**Problem statement**
Examine the material below. Gather every line in which the string "color" appears.

Extracted records
— Begin —

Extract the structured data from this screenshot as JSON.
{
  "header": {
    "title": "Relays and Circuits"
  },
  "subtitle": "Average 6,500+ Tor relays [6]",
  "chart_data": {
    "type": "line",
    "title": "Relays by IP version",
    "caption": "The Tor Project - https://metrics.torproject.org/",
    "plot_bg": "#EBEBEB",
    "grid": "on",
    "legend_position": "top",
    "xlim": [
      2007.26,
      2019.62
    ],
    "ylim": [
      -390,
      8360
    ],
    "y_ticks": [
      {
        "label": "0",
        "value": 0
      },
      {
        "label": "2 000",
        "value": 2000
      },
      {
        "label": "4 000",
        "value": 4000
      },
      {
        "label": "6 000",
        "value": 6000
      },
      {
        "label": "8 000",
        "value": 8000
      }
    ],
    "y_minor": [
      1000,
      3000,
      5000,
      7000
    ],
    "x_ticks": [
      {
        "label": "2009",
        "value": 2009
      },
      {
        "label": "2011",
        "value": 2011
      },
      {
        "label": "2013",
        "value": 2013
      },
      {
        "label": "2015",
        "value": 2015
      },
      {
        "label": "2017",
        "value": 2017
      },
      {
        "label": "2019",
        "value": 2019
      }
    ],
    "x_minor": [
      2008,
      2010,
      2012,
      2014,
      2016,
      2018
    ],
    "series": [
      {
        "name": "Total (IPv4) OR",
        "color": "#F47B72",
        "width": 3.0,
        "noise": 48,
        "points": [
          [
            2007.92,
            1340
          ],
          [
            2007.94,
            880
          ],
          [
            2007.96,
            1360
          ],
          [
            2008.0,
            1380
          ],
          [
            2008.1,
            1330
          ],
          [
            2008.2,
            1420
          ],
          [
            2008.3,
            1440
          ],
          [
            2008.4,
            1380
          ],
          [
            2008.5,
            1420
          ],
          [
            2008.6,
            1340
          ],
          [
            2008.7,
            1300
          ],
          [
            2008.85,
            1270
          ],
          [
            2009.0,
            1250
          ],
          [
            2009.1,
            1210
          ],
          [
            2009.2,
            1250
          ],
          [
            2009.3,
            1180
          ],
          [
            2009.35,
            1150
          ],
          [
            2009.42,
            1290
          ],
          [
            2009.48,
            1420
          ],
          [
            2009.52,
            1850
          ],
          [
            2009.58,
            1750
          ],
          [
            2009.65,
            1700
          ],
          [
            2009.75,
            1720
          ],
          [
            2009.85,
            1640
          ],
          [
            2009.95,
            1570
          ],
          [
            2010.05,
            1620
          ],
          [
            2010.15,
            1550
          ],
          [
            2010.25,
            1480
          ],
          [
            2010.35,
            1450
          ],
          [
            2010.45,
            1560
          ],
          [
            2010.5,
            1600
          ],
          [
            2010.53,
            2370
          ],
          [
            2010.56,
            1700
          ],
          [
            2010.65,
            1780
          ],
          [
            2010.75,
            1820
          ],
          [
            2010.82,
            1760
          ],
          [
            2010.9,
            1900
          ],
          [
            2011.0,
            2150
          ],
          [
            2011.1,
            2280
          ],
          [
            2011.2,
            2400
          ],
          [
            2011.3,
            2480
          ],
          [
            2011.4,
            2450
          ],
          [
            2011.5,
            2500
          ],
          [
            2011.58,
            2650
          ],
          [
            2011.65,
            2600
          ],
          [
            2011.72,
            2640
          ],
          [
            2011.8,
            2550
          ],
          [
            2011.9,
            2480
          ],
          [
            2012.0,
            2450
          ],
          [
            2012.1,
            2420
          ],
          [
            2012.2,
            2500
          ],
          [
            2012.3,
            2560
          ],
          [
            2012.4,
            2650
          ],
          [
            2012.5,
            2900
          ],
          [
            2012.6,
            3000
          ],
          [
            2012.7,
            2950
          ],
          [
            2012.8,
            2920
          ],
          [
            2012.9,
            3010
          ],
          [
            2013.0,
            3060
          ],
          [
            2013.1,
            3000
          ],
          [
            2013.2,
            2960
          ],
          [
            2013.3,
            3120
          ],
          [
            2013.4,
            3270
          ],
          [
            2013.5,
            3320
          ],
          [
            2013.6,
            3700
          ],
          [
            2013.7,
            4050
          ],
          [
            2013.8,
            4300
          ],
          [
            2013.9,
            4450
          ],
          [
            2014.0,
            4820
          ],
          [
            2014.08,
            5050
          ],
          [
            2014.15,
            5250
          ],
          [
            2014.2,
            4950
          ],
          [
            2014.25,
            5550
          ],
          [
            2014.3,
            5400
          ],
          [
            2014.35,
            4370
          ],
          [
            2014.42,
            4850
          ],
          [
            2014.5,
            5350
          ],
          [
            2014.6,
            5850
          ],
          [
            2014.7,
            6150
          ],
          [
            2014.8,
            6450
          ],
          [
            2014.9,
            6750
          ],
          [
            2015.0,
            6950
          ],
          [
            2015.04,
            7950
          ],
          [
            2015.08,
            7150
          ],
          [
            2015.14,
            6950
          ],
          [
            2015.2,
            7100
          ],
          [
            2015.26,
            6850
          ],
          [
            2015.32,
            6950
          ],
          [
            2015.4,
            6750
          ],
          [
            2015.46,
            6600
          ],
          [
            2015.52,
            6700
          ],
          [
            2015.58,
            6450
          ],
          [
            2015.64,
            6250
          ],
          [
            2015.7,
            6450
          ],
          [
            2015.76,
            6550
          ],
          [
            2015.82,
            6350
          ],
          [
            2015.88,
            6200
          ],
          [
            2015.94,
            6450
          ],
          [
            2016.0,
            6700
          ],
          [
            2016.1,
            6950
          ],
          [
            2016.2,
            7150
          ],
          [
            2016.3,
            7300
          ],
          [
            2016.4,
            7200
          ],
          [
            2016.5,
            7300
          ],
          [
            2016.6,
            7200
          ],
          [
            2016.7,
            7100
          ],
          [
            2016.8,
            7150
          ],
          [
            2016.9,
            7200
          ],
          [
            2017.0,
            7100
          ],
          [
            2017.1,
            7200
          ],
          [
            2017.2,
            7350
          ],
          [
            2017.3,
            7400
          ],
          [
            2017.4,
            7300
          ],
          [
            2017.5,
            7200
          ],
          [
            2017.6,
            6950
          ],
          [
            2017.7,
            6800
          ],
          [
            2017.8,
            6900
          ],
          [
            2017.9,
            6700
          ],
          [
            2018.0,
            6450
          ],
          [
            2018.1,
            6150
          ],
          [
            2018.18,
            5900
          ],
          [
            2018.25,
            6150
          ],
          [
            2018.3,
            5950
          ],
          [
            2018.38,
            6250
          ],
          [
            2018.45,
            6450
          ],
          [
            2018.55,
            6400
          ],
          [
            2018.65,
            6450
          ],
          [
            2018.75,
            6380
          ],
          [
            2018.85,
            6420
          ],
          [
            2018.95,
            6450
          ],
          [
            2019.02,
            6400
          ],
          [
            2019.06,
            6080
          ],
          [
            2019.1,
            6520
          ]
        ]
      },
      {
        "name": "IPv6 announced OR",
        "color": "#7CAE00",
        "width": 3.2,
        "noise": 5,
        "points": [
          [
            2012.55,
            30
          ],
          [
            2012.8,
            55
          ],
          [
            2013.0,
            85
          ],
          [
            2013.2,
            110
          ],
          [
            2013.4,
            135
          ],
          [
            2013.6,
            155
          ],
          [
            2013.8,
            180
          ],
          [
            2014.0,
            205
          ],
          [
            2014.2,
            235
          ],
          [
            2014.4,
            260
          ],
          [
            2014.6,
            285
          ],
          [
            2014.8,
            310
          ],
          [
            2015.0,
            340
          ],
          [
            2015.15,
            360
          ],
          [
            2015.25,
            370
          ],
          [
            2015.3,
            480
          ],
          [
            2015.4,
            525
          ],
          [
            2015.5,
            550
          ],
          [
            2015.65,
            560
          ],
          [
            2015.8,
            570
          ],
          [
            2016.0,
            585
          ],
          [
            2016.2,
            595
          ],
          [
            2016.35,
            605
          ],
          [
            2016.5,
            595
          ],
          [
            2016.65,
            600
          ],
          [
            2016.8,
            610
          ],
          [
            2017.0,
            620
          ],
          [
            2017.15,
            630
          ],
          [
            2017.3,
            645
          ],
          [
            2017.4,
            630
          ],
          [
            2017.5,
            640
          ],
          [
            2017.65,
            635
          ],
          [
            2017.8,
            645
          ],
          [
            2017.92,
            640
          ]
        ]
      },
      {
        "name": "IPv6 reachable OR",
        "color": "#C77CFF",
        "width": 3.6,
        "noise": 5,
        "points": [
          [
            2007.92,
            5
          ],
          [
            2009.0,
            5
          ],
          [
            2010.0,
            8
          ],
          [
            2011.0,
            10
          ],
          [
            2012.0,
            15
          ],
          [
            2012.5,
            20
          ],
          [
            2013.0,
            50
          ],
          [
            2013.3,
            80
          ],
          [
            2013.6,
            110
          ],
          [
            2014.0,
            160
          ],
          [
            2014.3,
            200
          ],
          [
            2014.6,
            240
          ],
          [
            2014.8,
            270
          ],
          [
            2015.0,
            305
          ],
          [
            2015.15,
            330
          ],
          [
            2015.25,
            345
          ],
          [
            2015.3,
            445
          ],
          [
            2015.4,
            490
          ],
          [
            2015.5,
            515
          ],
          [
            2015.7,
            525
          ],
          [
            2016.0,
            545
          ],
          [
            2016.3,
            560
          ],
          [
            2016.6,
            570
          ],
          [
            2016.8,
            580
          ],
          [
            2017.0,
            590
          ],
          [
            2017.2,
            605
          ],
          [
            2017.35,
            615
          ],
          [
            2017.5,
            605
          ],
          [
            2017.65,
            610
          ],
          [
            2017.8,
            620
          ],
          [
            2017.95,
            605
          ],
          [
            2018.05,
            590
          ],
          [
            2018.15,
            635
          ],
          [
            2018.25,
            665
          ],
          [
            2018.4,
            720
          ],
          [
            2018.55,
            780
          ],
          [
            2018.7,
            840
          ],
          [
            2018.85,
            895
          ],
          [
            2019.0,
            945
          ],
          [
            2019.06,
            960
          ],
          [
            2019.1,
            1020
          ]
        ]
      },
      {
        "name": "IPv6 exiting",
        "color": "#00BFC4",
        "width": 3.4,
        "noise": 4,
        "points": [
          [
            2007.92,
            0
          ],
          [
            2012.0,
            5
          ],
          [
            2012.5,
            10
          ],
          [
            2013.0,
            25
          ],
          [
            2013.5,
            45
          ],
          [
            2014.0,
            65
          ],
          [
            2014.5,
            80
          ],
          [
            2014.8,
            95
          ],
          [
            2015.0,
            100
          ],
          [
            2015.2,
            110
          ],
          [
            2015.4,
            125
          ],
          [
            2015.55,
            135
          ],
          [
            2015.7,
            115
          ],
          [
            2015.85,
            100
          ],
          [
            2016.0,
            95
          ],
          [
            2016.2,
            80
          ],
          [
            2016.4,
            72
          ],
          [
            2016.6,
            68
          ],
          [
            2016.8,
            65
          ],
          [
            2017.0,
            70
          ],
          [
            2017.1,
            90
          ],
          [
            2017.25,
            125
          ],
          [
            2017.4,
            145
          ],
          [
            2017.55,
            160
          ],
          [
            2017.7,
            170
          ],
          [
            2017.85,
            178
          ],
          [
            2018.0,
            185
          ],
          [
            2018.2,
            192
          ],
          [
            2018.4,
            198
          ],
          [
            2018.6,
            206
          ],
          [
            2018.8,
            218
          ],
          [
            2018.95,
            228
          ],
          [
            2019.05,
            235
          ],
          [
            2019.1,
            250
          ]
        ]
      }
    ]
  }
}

— End —

**Solved problem**
        "color": "#F47B72",
        "color": "#7CAE00",
        "color": "#C77CFF",
        "color": "#00BFC4",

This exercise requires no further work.